Task statement: Write out the whole listing exactly as it stands.

[Data entries]
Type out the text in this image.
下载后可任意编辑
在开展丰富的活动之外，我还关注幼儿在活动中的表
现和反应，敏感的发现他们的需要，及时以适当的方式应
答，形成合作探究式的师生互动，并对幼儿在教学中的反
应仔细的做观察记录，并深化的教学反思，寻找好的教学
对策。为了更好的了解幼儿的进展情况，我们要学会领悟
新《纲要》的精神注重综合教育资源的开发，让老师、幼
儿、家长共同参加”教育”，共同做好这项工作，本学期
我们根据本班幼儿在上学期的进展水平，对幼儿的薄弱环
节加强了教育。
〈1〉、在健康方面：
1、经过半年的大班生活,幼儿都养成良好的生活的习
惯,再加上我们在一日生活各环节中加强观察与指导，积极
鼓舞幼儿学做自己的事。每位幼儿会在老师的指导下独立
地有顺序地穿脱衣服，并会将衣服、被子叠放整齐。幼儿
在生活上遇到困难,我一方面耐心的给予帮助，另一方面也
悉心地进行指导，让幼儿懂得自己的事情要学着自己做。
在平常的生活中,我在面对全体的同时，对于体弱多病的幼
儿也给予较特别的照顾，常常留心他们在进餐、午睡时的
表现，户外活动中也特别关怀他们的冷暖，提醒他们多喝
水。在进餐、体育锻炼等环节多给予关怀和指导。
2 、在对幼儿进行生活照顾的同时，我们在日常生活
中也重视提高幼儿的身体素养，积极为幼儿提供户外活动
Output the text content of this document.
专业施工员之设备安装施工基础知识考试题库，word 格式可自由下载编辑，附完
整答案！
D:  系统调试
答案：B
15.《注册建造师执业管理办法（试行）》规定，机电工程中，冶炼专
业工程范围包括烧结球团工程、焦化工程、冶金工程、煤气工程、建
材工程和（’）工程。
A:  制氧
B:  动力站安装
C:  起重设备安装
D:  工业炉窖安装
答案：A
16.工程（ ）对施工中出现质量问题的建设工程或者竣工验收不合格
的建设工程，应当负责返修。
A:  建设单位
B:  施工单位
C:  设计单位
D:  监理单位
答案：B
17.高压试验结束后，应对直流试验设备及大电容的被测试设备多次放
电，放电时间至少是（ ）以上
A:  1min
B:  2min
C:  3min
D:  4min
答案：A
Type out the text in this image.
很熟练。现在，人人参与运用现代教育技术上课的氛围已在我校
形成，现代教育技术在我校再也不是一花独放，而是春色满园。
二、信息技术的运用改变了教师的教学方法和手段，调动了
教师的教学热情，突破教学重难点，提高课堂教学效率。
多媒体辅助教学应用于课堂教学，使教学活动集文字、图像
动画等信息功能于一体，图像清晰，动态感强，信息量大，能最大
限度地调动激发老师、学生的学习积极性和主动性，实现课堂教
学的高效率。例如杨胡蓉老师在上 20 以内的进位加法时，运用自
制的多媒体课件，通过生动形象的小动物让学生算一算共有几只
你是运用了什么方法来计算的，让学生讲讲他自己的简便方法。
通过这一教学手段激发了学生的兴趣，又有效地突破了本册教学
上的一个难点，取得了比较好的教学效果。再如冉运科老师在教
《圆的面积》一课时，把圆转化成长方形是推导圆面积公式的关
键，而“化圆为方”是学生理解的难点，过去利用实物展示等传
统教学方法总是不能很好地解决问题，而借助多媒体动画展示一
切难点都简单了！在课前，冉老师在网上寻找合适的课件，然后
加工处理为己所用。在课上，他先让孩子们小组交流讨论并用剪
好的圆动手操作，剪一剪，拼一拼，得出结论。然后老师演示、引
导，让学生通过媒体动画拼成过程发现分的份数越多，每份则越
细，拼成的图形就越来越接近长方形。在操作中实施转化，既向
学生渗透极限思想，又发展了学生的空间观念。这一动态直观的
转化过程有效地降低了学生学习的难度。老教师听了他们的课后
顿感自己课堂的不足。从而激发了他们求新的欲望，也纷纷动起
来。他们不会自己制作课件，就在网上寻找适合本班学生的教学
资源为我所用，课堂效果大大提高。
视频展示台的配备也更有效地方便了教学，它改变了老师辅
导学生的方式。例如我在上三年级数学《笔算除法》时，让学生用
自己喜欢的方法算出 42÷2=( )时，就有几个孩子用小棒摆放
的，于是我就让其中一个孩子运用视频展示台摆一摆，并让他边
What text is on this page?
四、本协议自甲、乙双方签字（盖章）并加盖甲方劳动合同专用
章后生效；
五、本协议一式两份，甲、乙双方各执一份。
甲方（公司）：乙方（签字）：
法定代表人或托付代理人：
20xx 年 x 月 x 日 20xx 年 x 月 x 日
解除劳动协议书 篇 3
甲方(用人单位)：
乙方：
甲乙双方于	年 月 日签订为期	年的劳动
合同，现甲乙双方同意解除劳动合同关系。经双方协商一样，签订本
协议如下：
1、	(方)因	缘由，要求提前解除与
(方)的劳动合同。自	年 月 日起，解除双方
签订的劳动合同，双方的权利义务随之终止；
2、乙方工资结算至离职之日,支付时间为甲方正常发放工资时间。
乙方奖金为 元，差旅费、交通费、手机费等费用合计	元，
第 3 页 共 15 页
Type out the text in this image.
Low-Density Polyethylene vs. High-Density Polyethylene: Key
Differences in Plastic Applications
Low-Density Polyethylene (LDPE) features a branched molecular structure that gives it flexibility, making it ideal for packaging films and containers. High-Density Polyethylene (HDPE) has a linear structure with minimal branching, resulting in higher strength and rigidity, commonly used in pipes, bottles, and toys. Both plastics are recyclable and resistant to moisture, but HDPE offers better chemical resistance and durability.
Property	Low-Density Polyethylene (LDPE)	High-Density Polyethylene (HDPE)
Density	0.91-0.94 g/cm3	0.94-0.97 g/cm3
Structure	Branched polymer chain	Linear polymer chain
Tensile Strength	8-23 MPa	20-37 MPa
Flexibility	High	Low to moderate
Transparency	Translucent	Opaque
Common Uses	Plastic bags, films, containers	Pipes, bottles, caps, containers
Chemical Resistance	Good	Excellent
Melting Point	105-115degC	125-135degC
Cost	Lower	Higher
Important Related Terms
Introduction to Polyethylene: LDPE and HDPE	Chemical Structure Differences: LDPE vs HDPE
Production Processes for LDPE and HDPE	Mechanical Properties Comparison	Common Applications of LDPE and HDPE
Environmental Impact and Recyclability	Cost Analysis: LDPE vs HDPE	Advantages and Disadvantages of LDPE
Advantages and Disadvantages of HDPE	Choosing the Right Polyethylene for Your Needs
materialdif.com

Task solution:
Type out the text in this image.
下载后可任意编辑
在开展丰富的活动之外，我还关注幼儿在活动中的表
现和反应，敏感的发现他们的需要，及时以适当的方式应
答，形成合作探究式的师生互动，并对幼儿在教学中的反
应仔细的做观察记录，并深化的教学反思，寻找好的教学
对策。为了更好的了解幼儿的进展情况，我们要学会领悟
新《纲要》的精神注重综合教育资源的开发，让老师、幼
儿、家长共同参加”教育”，共同做好这项工作，本学期
我们根据本班幼儿在上学期的进展水平，对幼儿的薄弱环
节加强了教育。
〈1〉、在健康方面：
1、经过半年的大班生活,幼儿都养成良好的生活的习
惯,再加上我们在一日生活各环节中加强观察与指导，积极
鼓舞幼儿学做自己的事。每位幼儿会在老师的指导下独立
地有顺序地穿脱衣服，并会将衣服、被子叠放整齐。幼儿
在生活上遇到困难,我一方面耐心的给予帮助，另一方面也
悉心地进行指导，让幼儿懂得自己的事情要学着自己做。
在平常的生活中,我在面对全体的同时，对于体弱多病的幼
儿也给予较特别的照顾，常常留心他们在进餐、午睡时的
表现，户外活动中也特别关怀他们的冷暖，提醒他们多喝
水。在进餐、体育锻炼等环节多给予关怀和指导。
2 、在对幼儿进行生活照顾的同时，我们在日常生活
中也重视提高幼儿的身体素养，积极为幼儿提供户外活动
Output the text content of this document.
专业施工员之设备安装施工基础知识考试题库，word 格式可自由下载编辑，附完
整答案！
D:  系统调试
答案：B
15.《注册建造师执业管理办法（试行）》规定，机电工程中，冶炼专
业工程范围包括烧结球团工程、焦化工程、冶金工程、煤气工程、建
材工程和（’）工程。
A:  制氧
B:  动力站安装
C:  起重设备安装
D:  工业炉窖安装
答案：A
16.工程（ ）对施工中出现质量问题的建设工程或者竣工验收不合格
的建设工程，应当负责返修。
A:  建设单位
B:  施工单位
C:  设计单位
D:  监理单位
答案：B
17.高压试验结束后，应对直流试验设备及大电容的被测试设备多次放
电，放电时间至少是（ ）以上
A:  1min
B:  2min
C:  3min
D:  4min
答案：A
Type out the text in this image.
很熟练。现在，人人参与运用现代教育技术上课的氛围已在我校
形成，现代教育技术在我校再也不是一花独放，而是春色满园。
二、信息技术的运用改变了教师的教学方法和手段，调动了
教师的教学热情，突破教学重难点，提高课堂教学效率。
多媒体辅助教学应用于课堂教学，使教学活动集文字、图像
动画等信息功能于一体，图像清晰，动态感强，信息量大，能最大
限度地调动激发老师、学生的学习积极性和主动性，实现课堂教
学的高效率。例如杨胡蓉老师在上 20 以内的进位加法时，运用自
制的多媒体课件，通过生动形象的小动物让学生算一算共有几只
你是运用了什么方法来计算的，让学生讲讲他自己的简便方法。
通过这一教学手段激发了学生的兴趣，又有效地突破了本册教学
上的一个难点，取得了比较好的教学效果。再如冉运科老师在教
《圆的面积》一课时，把圆转化成长方形是推导圆面积公式的关
键，而“化圆为方”是学生理解的难点，过去利用实物展示等传
统教学方法总是不能很好地解决问题，而借助多媒体动画展示一
切难点都简单了！在课前，冉老师在网上寻找合适的课件，然后
加工处理为己所用。在课上，他先让孩子们小组交流讨论并用剪
好的圆动手操作，剪一剪，拼一拼，得出结论。然后老师演示、引
导，让学生通过媒体动画拼成过程发现分的份数越多，每份则越
细，拼成的图形就越来越接近长方形。在操作中实施转化，既向
学生渗透极限思想，又发展了学生的空间观念。这一动态直观的
转化过程有效地降低了学生学习的难度。老教师听了他们的课后
顿感自己课堂的不足。从而激发了他们求新的欲望，也纷纷动起
来。他们不会自己制作课件，就在网上寻找适合本班学生的教学
资源为我所用，课堂效果大大提高。
视频展示台的配备也更有效地方便了教学，它改变了老师辅
导学生的方式。例如我在上三年级数学《笔算除法》时，让学生用
自己喜欢的方法算出 42÷2=( )时，就有几个孩子用小棒摆放
的，于是我就让其中一个孩子运用视频展示台摆一摆，并让他边
What text is on this page?
四、本协议自甲、乙双方签字（盖章）并加盖甲方劳动合同专用
章后生效；
五、本协议一式两份，甲、乙双方各执一份。
甲方（公司）：乙方（签字）：
法定代表人或托付代理人：
20xx 年 x 月 x 日 20xx 年 x 月 x 日
解除劳动协议书 篇 3
甲方(用人单位)：
乙方：
甲乙双方于	年 月 日签订为期	年的劳动
合同，现甲乙双方同意解除劳动合同关系。经双方协商一样，签订本
协议如下：
1、	(方)因	缘由，要求提前解除与
(方)的劳动合同。自	年 月 日起，解除双方
签订的劳动合同，双方的权利义务随之终止；
2、乙方工资结算至离职之日,支付时间为甲方正常发放工资时间。
乙方奖金为 元，差旅费、交通费、手机费等费用合计	元，
第 3 页 共 15 页
Type out the text in this image.
Low-Density Polyethylene vs. High-Density Polyethylene: Key
Differences in Plastic Applications
Low-Density Polyethylene (LDPE) features a branched molecular structure that gives it flexibility, making it ideal for packaging films and containers. High-Density Polyethylene (HDPE) has a linear structure with minimal branching, resulting in higher strength and rigidity, commonly used in pipes, bottles, and toys. Both plastics are recyclable and resistant to moisture, but HDPE offers better chemical resistance and durability.
Property	Low-Density Polyethylene (LDPE)	High-Density Polyethylene (HDPE)
Density	0.91-0.94 g/cm3	0.94-0.97 g/cm3
Structure	Branched polymer chain	Linear polymer chain
Tensile Strength	8-23 MPa	20-37 MPa
Flexibility	High	Low to moderate
Transparency	Translucent	Opaque
Common Uses	Plastic bags, films, containers	Pipes, bottles, caps, containers
Chemical Resistance	Good	Excellent
Melting Point	105-115degC	125-135degC
Cost	Lower	Higher
Important Related Terms
Introduction to Polyethylene: LDPE and HDPE	Chemical Structure Differences: LDPE vs HDPE
Production Processes for LDPE and HDPE	Mechanical Properties Comparison	Common Applications of LDPE and HDPE
Environmental Impact and Recyclability	Cost Analysis: LDPE vs HDPE	Advantages and Disadvantages of LDPE
Advantages and Disadvantages of HDPE	Choosing the Right Polyethylene for Your Needs
materialdif.com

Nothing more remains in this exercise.